● **EXERCISE**: From the listing below, work out how many lines contain "ExamServlet". Reply with that number only.

**** INPUT ****

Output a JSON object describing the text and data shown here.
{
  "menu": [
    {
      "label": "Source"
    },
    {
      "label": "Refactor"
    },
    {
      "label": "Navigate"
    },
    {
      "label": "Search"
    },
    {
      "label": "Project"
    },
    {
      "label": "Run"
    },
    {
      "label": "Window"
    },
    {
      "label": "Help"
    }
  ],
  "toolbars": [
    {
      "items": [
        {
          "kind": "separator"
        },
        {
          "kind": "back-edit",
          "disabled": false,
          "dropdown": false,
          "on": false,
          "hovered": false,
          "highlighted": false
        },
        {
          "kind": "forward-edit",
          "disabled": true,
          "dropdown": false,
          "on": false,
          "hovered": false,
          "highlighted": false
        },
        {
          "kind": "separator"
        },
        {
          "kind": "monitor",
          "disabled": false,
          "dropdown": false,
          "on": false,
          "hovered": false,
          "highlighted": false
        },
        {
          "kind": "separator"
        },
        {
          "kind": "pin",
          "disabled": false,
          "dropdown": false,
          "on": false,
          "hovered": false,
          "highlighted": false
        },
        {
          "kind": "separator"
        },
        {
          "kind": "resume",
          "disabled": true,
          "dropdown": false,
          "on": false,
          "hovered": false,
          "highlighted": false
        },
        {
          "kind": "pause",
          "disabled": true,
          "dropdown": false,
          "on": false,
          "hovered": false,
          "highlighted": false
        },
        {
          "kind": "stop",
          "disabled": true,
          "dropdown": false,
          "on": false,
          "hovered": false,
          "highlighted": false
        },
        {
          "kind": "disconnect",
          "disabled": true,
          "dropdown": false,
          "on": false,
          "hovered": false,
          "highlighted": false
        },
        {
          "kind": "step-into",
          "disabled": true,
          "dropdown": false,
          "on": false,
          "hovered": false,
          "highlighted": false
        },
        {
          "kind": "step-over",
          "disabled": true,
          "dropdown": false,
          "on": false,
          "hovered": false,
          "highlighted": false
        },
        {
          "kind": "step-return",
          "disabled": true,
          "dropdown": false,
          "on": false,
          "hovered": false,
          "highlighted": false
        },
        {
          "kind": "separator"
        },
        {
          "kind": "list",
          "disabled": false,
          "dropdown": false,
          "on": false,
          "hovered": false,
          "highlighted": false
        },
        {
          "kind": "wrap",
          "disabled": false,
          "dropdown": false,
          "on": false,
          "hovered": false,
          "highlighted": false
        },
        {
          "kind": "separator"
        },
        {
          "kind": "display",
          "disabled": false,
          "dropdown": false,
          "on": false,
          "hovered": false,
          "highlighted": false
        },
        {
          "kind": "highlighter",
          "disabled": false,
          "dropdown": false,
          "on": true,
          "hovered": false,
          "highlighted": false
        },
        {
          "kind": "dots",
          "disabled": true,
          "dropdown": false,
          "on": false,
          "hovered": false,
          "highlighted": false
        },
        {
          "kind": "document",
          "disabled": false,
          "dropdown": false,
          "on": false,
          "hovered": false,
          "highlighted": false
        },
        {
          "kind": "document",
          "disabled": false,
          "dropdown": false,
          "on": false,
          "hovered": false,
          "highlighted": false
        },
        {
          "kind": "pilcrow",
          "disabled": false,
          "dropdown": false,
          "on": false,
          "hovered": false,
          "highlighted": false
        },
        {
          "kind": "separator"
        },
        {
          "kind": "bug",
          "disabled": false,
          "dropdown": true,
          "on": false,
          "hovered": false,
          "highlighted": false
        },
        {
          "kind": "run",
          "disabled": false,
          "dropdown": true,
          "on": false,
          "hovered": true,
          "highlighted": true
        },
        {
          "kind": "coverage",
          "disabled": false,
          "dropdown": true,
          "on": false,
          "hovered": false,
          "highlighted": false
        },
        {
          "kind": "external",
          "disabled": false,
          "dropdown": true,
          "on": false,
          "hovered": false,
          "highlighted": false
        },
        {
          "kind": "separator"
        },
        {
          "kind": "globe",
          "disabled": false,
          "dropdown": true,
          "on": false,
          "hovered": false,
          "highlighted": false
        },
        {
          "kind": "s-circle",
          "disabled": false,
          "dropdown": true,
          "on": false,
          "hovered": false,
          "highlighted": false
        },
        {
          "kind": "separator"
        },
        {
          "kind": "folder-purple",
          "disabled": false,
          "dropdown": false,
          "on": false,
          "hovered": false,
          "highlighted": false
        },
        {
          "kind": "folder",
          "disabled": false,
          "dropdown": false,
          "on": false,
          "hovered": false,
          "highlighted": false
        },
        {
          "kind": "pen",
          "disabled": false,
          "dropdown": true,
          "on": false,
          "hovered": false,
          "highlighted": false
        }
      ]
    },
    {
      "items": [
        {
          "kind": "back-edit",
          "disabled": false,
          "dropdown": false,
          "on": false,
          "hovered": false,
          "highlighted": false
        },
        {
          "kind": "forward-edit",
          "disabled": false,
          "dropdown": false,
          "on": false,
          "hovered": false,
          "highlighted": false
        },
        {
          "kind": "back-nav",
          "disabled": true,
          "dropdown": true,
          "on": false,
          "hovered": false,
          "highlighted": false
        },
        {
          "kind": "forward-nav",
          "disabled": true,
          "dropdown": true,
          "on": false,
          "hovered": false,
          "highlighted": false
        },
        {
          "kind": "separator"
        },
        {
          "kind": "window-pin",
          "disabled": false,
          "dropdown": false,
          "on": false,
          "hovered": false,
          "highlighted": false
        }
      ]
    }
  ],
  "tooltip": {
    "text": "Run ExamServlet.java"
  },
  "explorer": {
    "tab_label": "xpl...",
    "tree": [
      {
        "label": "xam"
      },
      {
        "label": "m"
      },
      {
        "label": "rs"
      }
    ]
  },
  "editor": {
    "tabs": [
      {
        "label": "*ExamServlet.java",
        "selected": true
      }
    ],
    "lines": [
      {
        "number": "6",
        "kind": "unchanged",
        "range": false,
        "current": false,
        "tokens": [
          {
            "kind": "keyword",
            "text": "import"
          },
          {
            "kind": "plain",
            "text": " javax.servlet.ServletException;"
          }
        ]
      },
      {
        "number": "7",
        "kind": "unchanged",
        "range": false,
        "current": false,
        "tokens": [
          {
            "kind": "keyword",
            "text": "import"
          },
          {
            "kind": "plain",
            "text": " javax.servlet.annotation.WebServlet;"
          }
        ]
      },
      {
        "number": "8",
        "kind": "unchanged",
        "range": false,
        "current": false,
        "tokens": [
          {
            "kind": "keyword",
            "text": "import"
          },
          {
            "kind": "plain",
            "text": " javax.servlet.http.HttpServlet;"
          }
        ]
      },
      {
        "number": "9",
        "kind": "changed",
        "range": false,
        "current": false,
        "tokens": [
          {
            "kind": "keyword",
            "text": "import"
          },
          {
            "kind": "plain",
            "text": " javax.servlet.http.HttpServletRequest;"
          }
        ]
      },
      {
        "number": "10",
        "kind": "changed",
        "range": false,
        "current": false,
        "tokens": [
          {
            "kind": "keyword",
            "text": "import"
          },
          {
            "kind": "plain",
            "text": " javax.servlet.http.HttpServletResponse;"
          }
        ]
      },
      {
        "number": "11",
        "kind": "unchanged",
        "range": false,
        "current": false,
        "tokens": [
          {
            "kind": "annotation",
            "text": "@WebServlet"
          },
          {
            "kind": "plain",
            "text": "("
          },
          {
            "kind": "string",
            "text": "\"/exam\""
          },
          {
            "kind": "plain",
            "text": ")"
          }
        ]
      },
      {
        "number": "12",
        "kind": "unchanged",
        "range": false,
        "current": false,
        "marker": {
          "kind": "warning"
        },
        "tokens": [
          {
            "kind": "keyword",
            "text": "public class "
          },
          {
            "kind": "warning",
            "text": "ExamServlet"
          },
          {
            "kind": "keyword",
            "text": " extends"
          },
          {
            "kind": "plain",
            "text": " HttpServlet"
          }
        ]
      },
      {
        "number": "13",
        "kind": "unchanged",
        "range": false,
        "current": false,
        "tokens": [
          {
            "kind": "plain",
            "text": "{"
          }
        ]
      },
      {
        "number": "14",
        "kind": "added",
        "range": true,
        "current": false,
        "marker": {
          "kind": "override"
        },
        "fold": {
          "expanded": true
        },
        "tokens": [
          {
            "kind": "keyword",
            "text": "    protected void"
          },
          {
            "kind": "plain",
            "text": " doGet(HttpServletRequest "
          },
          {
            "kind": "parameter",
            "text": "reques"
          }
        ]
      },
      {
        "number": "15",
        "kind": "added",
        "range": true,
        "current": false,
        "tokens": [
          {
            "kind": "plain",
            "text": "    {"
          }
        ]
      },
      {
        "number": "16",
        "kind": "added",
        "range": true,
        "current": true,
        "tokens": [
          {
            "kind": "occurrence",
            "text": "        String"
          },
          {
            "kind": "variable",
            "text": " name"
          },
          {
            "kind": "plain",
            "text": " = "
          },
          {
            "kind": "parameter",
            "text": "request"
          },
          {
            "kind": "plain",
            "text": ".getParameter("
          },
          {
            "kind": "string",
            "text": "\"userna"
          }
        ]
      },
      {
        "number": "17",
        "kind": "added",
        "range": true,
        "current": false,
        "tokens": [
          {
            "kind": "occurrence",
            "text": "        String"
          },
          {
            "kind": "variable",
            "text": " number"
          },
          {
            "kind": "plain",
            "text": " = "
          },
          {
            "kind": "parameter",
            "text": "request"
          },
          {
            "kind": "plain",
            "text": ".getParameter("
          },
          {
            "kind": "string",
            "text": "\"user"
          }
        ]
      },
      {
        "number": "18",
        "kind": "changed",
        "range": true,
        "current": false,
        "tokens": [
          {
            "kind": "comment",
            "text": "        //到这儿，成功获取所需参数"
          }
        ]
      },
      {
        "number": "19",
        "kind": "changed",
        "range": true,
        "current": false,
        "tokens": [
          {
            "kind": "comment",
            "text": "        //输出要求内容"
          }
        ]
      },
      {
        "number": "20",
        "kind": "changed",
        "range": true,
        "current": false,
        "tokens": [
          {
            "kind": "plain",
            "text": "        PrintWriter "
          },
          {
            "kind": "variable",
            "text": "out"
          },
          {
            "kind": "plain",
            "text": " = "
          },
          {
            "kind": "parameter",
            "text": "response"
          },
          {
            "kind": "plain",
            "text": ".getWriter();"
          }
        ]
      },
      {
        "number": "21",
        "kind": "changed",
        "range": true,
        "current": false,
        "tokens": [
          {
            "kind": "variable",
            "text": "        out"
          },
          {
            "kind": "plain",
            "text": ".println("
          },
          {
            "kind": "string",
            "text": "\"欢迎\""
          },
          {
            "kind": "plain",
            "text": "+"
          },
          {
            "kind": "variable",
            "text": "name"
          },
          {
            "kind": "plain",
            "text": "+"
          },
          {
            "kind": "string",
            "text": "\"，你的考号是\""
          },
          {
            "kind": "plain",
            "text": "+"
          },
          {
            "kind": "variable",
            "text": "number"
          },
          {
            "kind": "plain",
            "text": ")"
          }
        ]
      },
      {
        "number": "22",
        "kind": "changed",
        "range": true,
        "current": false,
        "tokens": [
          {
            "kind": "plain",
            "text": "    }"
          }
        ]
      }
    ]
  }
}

****

● **COMPLETED EXERCISE**: 3